* [STORED DATA]:
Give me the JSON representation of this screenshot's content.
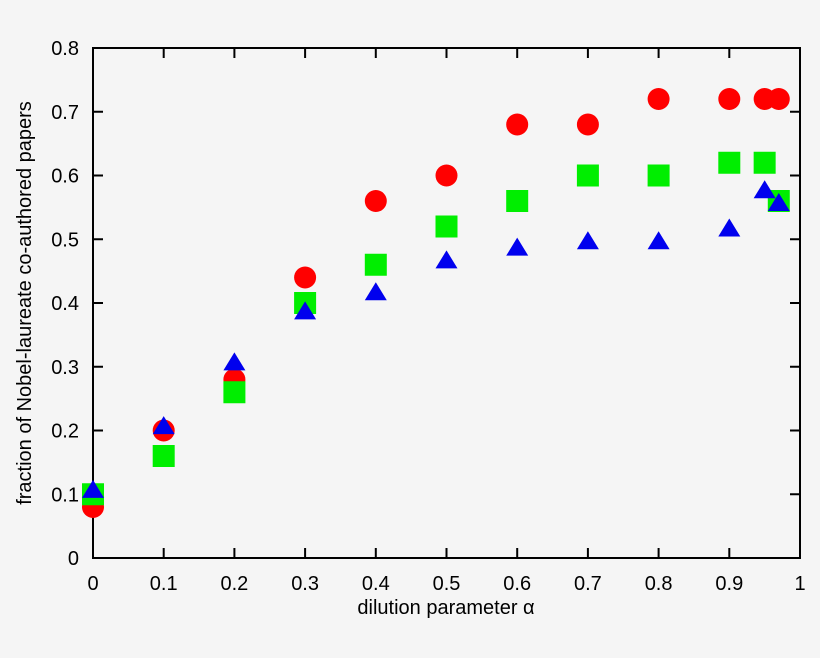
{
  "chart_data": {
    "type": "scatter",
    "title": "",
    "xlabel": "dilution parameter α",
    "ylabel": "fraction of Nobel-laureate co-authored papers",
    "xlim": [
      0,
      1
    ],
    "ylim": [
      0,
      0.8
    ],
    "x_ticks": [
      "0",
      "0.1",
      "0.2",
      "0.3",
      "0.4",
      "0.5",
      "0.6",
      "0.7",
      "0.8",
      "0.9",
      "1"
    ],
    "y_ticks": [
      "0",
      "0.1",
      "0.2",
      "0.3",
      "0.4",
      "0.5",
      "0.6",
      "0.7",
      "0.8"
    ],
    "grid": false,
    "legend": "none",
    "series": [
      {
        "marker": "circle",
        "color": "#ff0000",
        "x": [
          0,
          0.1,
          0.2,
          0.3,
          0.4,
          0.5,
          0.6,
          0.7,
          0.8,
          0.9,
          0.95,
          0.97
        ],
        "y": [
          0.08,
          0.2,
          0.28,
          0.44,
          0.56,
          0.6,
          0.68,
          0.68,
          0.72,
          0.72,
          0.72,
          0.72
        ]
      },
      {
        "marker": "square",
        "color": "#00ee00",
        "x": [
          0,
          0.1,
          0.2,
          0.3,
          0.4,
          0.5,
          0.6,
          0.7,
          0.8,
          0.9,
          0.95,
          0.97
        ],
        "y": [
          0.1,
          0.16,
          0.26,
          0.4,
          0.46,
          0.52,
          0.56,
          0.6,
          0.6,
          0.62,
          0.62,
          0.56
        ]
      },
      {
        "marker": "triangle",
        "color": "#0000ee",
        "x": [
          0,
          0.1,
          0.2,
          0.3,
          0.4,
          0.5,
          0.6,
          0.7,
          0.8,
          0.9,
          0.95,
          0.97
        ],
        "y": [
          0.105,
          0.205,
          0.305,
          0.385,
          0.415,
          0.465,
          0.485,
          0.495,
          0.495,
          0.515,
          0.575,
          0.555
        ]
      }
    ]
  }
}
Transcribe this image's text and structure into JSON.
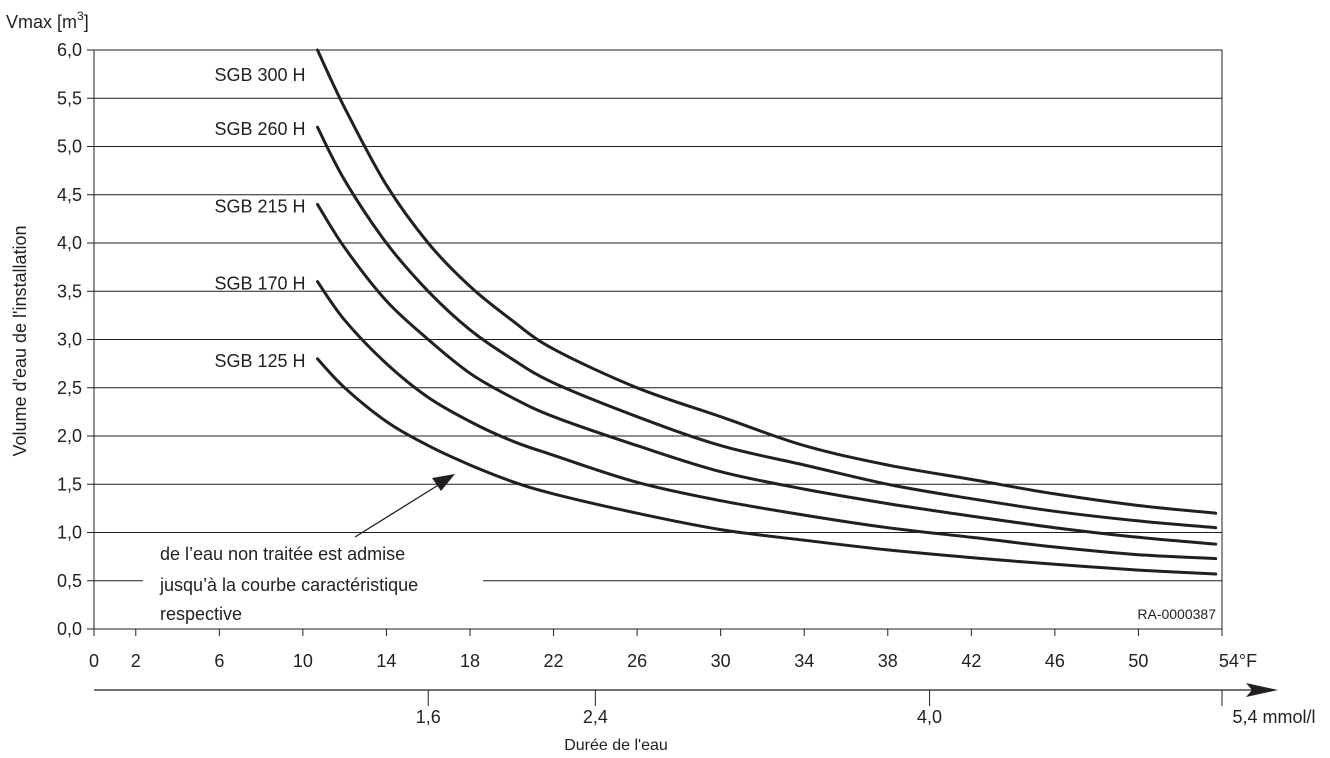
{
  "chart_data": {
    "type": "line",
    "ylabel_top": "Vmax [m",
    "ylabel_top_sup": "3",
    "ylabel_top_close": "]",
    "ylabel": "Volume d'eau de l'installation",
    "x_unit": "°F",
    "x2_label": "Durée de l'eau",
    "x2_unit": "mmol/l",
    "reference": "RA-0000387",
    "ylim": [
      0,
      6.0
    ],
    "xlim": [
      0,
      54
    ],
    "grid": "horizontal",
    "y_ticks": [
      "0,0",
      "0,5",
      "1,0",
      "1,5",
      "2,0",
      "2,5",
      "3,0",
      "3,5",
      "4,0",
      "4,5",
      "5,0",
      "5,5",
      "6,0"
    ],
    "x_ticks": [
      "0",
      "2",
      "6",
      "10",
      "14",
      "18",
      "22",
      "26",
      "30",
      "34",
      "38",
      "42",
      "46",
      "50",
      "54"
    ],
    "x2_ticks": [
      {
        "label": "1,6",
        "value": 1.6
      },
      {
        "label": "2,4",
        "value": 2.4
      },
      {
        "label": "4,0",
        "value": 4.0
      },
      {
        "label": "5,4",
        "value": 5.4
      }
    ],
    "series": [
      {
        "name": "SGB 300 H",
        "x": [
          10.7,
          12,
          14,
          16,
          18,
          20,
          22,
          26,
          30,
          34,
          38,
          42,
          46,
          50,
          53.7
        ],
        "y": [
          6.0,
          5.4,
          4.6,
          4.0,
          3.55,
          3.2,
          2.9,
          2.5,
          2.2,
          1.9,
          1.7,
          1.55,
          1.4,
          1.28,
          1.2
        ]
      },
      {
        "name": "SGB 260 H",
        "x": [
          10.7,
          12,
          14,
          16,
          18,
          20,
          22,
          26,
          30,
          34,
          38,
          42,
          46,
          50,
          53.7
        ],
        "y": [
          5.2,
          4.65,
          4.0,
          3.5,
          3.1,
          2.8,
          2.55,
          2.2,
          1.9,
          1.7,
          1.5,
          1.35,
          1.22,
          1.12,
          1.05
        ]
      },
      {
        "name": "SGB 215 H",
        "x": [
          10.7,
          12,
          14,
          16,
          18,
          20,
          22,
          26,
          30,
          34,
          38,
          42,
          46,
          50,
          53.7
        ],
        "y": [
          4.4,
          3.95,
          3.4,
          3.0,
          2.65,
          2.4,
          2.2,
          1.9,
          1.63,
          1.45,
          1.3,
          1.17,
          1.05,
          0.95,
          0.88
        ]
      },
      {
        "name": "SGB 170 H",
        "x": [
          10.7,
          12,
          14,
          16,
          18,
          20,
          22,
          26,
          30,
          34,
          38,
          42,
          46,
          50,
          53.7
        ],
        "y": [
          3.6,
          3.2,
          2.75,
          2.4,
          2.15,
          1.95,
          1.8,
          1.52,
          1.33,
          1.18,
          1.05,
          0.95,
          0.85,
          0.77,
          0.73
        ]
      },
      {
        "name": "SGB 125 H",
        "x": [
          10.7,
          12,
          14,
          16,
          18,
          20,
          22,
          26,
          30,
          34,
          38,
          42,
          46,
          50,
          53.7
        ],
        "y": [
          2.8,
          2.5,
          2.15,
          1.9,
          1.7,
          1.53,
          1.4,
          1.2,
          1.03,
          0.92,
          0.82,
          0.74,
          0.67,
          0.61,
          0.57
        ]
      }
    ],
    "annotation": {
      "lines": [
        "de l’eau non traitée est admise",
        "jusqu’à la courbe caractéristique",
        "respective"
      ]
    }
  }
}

* [WHAT YOU HAVE TO DO]: Copy the material shown above in full and exactly. Skip the pictures.

* [CORRECT RESPONSE]:
Give me the JSON representation of this screenshot's content.
{
  "chart_data": {
    "type": "scatter",
    "title": "",
    "xlabel": "dilution parameter α",
    "ylabel": "fraction of Nobel-laureate co-authored papers",
    "xlim": [
      0,
      1
    ],
    "ylim": [
      0,
      0.8
    ],
    "x_ticks": [
      "0",
      "0.1",
      "0.2",
      "0.3",
      "0.4",
      "0.5",
      "0.6",
      "0.7",
      "0.8",
      "0.9",
      "1"
    ],
    "y_ticks": [
      "0",
      "0.1",
      "0.2",
      "0.3",
      "0.4",
      "0.5",
      "0.6",
      "0.7",
      "0.8"
    ],
    "grid": false,
    "legend": "none",
    "series": [
      {
        "marker": "circle",
        "color": "#ff0000",
        "x": [
          0,
          0.1,
          0.2,
          0.3,
          0.4,
          0.5,
          0.6,
          0.7,
          0.8,
          0.9,
          0.95,
          0.97
        ],
        "y": [
          0.08,
          0.2,
          0.28,
          0.44,
          0.56,
          0.6,
          0.68,
          0.68,
          0.72,
          0.72,
          0.72,
          0.72
        ]
      },
      {
        "marker": "square",
        "color": "#00ee00",
        "x": [
          0,
          0.1,
          0.2,
          0.3,
          0.4,
          0.5,
          0.6,
          0.7,
          0.8,
          0.9,
          0.95,
          0.97
        ],
        "y": [
          0.1,
          0.16,
          0.26,
          0.4,
          0.46,
          0.52,
          0.56,
          0.6,
          0.6,
          0.62,
          0.62,
          0.56
        ]
      },
      {
        "marker": "triangle",
        "color": "#0000ee",
        "x": [
          0,
          0.1,
          0.2,
          0.3,
          0.4,
          0.5,
          0.6,
          0.7,
          0.8,
          0.9,
          0.95,
          0.97
        ],
        "y": [
          0.105,
          0.205,
          0.305,
          0.385,
          0.415,
          0.465,
          0.485,
          0.495,
          0.495,
          0.515,
          0.575,
          0.555
        ]
      }
    ]
  }
}
Transcribe this image's text and structure into JSON.
{
  "chart_data": {
    "type": "line",
    "ylabel_top": "Vmax [m",
    "ylabel_top_sup": "3",
    "ylabel_top_close": "]",
    "ylabel": "Volume d'eau de l'installation",
    "x_unit": "°F",
    "x2_label": "Durée de l'eau",
    "x2_unit": "mmol/l",
    "reference": "RA-0000387",
    "ylim": [
      0,
      6.0
    ],
    "xlim": [
      0,
      54
    ],
    "grid": "horizontal",
    "y_ticks": [
      "0,0",
      "0,5",
      "1,0",
      "1,5",
      "2,0",
      "2,5",
      "3,0",
      "3,5",
      "4,0",
      "4,5",
      "5,0",
      "5,5",
      "6,0"
    ],
    "x_ticks": [
      "0",
      "2",
      "6",
      "10",
      "14",
      "18",
      "22",
      "26",
      "30",
      "34",
      "38",
      "42",
      "46",
      "50",
      "54"
    ],
    "x2_ticks": [
      {
        "label": "1,6",
        "value": 1.6
      },
      {
        "label": "2,4",
        "value": 2.4
      },
      {
        "label": "4,0",
        "value": 4.0
      },
      {
        "label": "5,4",
        "value": 5.4
      }
    ],
    "series": [
      {
        "name": "SGB 300 H",
        "x": [
          10.7,
          12,
          14,
          16,
          18,
          20,
          22,
          26,
          30,
          34,
          38,
          42,
          46,
          50,
          53.7
        ],
        "y": [
          6.0,
          5.4,
          4.6,
          4.0,
          3.55,
          3.2,
          2.9,
          2.5,
          2.2,
          1.9,
          1.7,
          1.55,
          1.4,
          1.28,
          1.2
        ]
      },
      {
        "name": "SGB 260 H",
        "x": [
          10.7,
          12,
          14,
          16,
          18,
          20,
          22,
          26,
          30,
          34,
          38,
          42,
          46,
          50,
          53.7
        ],
        "y": [
          5.2,
          4.65,
          4.0,
          3.5,
          3.1,
          2.8,
          2.55,
          2.2,
          1.9,
          1.7,
          1.5,
          1.35,
          1.22,
          1.12,
          1.05
        ]
      },
      {
        "name": "SGB 215 H",
        "x": [
          10.7,
          12,
          14,
          16,
          18,
          20,
          22,
          26,
          30,
          34,
          38,
          42,
          46,
          50,
          53.7
        ],
        "y": [
          4.4,
          3.95,
          3.4,
          3.0,
          2.65,
          2.4,
          2.2,
          1.9,
          1.63,
          1.45,
          1.3,
          1.17,
          1.05,
          0.95,
          0.88
        ]
      },
      {
        "name": "SGB 170 H",
        "x": [
          10.7,
          12,
          14,
          16,
          18,
          20,
          22,
          26,
          30,
          34,
          38,
          42,
          46,
          50,
          53.7
        ],
        "y": [
          3.6,
          3.2,
          2.75,
          2.4,
          2.15,
          1.95,
          1.8,
          1.52,
          1.33,
          1.18,
          1.05,
          0.95,
          0.85,
          0.77,
          0.73
        ]
      },
      {
        "name": "SGB 125 H",
        "x": [
          10.7,
          12,
          14,
          16,
          18,
          20,
          22,
          26,
          30,
          34,
          38,
          42,
          46,
          50,
          53.7
        ],
        "y": [
          2.8,
          2.5,
          2.15,
          1.9,
          1.7,
          1.53,
          1.4,
          1.2,
          1.03,
          0.92,
          0.82,
          0.74,
          0.67,
          0.61,
          0.57
        ]
      }
    ],
    "annotation": {
      "lines": [
        "de l’eau non traitée est admise",
        "jusqu’à la courbe caractéristique",
        "respective"
      ]
    }
  }
}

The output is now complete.